Entries from a dataset -
━━━

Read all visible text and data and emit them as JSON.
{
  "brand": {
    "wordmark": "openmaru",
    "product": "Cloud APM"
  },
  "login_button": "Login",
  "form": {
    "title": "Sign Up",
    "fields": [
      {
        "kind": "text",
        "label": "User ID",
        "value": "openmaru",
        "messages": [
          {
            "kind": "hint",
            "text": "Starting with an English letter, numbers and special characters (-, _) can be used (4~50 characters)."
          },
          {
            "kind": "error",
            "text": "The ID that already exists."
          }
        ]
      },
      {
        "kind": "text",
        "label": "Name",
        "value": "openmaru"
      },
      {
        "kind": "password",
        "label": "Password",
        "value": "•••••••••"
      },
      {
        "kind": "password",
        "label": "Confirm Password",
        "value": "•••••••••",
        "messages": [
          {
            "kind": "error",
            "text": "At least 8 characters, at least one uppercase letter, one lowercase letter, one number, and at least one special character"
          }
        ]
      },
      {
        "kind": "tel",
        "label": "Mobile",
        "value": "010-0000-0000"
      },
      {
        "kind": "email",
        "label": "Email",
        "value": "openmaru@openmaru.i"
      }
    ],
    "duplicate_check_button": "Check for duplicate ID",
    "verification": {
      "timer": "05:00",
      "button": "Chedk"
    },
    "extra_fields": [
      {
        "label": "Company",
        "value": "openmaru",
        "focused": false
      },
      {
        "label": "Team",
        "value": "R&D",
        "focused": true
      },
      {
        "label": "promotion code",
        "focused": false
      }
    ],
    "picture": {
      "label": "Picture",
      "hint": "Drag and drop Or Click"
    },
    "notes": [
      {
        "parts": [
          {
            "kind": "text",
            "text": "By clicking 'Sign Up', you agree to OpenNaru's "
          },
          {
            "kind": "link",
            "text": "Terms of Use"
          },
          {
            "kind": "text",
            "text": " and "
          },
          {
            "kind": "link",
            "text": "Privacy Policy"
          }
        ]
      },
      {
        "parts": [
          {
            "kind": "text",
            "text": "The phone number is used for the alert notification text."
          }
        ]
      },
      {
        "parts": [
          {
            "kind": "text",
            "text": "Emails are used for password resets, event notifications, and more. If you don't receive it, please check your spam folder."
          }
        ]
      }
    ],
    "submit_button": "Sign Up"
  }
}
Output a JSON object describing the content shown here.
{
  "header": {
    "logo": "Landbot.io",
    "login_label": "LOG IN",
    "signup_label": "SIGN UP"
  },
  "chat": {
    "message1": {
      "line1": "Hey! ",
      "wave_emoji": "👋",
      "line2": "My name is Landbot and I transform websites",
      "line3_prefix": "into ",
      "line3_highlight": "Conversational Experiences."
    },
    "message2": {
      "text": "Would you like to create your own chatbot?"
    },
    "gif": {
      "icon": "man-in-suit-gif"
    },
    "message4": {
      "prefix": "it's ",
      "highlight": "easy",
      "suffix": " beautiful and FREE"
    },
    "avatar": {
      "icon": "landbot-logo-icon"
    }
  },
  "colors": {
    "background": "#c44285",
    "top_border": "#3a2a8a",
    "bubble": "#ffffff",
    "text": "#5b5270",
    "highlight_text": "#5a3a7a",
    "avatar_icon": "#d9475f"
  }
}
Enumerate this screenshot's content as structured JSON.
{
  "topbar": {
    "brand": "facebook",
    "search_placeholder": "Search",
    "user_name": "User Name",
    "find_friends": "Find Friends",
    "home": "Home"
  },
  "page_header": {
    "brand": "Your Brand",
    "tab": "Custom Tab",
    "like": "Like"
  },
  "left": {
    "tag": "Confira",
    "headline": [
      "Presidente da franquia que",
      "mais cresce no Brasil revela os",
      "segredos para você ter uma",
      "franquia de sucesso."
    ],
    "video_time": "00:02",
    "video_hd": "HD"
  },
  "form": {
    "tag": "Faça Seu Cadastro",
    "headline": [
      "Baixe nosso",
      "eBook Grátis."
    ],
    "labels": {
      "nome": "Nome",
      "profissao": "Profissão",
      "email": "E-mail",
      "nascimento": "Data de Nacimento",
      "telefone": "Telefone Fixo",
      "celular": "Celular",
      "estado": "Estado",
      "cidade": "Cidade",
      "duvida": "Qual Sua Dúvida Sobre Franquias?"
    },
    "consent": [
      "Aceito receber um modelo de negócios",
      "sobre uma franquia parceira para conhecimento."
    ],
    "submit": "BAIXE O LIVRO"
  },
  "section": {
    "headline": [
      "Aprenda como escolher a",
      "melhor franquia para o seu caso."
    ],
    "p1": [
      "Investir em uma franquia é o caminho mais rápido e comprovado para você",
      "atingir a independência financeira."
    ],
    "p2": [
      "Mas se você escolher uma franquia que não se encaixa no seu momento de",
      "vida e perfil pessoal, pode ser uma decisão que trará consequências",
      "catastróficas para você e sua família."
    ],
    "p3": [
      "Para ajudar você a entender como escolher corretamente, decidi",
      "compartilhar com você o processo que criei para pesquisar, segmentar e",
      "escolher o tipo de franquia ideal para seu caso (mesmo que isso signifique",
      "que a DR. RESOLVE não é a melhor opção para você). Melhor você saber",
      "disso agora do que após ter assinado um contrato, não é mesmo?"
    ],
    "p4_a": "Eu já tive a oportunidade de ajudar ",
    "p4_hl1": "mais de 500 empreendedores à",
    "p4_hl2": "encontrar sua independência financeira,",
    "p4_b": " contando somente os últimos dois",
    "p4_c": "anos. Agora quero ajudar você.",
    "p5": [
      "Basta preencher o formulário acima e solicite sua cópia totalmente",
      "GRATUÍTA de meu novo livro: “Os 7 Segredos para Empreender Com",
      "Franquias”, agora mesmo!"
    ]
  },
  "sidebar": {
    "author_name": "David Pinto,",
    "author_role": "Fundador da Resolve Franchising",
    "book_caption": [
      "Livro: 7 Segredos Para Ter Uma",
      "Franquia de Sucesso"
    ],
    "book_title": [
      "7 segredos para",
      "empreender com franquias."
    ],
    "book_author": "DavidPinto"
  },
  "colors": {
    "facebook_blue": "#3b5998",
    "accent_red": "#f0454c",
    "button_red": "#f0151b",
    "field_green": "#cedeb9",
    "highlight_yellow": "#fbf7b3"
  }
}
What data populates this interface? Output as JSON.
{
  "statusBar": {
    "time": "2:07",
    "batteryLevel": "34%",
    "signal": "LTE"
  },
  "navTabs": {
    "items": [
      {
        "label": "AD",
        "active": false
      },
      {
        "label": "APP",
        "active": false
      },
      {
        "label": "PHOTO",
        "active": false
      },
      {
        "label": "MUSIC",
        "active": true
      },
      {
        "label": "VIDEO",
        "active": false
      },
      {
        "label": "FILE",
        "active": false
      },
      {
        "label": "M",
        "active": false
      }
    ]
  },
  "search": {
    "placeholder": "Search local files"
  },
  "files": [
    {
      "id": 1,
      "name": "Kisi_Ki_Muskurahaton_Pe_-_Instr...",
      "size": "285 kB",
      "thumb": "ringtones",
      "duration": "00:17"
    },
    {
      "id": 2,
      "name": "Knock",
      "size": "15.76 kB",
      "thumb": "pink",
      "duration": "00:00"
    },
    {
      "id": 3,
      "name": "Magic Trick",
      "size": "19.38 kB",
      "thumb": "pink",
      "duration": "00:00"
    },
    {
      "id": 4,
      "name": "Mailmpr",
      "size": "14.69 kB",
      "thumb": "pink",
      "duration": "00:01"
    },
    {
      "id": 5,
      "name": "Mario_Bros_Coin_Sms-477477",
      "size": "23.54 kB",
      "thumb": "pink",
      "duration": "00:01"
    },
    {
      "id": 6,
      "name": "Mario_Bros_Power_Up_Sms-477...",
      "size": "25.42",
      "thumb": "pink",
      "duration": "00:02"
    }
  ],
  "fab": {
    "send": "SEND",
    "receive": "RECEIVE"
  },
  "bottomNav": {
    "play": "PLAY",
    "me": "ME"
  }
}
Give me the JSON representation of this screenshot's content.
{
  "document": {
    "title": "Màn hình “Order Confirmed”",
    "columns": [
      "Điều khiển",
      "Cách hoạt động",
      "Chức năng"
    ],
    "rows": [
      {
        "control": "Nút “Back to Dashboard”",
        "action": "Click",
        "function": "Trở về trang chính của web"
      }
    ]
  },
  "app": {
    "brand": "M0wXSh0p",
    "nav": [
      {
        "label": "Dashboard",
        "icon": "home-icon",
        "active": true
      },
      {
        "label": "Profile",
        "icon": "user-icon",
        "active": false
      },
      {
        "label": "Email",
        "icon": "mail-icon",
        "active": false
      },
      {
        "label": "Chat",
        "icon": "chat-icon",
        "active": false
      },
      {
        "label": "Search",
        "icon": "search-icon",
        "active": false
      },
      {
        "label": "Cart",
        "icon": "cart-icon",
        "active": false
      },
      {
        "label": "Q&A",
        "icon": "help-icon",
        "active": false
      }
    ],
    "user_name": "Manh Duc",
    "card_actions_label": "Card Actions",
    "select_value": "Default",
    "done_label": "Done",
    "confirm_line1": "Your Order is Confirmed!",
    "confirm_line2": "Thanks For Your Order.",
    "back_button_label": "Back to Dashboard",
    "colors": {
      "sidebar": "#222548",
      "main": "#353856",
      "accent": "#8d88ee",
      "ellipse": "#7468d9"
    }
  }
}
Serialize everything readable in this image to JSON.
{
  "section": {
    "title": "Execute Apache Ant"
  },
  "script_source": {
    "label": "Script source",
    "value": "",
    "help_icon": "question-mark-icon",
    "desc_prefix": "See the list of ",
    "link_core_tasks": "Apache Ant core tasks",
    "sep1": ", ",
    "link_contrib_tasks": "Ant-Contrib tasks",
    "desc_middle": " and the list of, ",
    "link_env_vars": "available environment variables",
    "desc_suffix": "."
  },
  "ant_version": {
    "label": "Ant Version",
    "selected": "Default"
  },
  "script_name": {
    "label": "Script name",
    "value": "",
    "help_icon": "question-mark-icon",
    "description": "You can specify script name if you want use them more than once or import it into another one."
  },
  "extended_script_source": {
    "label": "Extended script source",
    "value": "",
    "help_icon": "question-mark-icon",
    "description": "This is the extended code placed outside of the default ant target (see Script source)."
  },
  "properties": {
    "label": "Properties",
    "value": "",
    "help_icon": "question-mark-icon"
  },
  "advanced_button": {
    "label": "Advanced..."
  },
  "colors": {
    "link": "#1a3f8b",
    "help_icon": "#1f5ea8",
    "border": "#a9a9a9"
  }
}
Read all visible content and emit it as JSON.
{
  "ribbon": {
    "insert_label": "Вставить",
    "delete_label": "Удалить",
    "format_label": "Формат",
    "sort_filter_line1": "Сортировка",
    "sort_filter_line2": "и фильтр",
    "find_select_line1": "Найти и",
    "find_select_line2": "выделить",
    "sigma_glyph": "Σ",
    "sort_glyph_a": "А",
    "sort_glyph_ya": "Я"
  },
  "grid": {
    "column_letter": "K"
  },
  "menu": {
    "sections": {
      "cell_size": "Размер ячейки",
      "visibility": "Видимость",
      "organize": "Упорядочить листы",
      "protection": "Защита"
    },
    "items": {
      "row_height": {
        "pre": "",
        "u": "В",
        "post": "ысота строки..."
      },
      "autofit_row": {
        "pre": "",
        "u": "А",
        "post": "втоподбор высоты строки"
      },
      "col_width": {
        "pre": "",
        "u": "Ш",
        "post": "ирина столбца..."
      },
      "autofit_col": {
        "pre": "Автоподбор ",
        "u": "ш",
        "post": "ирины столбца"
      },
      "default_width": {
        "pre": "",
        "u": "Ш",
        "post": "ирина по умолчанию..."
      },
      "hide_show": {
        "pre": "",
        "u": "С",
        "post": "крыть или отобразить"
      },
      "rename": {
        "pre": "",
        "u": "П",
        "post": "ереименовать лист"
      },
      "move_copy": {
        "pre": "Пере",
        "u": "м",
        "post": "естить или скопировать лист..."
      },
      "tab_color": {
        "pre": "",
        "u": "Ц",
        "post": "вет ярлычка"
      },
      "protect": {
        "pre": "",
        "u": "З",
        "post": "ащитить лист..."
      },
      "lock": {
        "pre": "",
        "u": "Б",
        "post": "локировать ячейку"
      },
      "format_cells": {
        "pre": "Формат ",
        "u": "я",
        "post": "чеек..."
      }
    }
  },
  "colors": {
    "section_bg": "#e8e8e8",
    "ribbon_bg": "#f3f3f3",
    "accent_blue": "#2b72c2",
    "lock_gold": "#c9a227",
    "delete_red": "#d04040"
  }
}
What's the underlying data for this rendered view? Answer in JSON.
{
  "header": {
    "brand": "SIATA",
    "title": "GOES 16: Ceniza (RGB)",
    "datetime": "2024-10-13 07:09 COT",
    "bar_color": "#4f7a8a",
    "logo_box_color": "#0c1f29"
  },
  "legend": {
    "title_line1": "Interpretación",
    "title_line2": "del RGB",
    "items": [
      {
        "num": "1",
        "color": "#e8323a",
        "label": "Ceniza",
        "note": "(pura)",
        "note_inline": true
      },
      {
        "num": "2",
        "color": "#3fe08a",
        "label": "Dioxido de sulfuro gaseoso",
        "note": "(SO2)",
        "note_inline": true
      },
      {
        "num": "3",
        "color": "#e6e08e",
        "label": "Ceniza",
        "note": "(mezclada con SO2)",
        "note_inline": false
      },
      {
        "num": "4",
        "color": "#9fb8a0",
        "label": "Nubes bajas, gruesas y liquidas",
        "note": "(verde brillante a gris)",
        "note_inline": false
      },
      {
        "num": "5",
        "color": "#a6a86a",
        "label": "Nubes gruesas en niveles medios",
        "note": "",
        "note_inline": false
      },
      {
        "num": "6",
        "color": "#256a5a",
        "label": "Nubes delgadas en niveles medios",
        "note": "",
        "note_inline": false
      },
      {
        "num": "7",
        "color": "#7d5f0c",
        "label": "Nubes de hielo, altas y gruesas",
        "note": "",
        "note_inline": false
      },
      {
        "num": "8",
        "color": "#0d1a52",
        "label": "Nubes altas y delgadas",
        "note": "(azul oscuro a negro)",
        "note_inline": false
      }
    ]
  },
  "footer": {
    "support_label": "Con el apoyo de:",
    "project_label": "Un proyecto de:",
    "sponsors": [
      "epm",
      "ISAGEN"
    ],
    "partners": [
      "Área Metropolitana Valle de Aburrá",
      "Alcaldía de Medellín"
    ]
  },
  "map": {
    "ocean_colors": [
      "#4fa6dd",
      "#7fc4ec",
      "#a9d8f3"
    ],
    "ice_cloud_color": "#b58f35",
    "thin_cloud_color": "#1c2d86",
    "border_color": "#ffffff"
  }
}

━━━

Task statement - Look for "столбца" and pull out every line that has it.

Exercise answer -
        "post": "ирина столбца..."
        "post": "ирины столбца"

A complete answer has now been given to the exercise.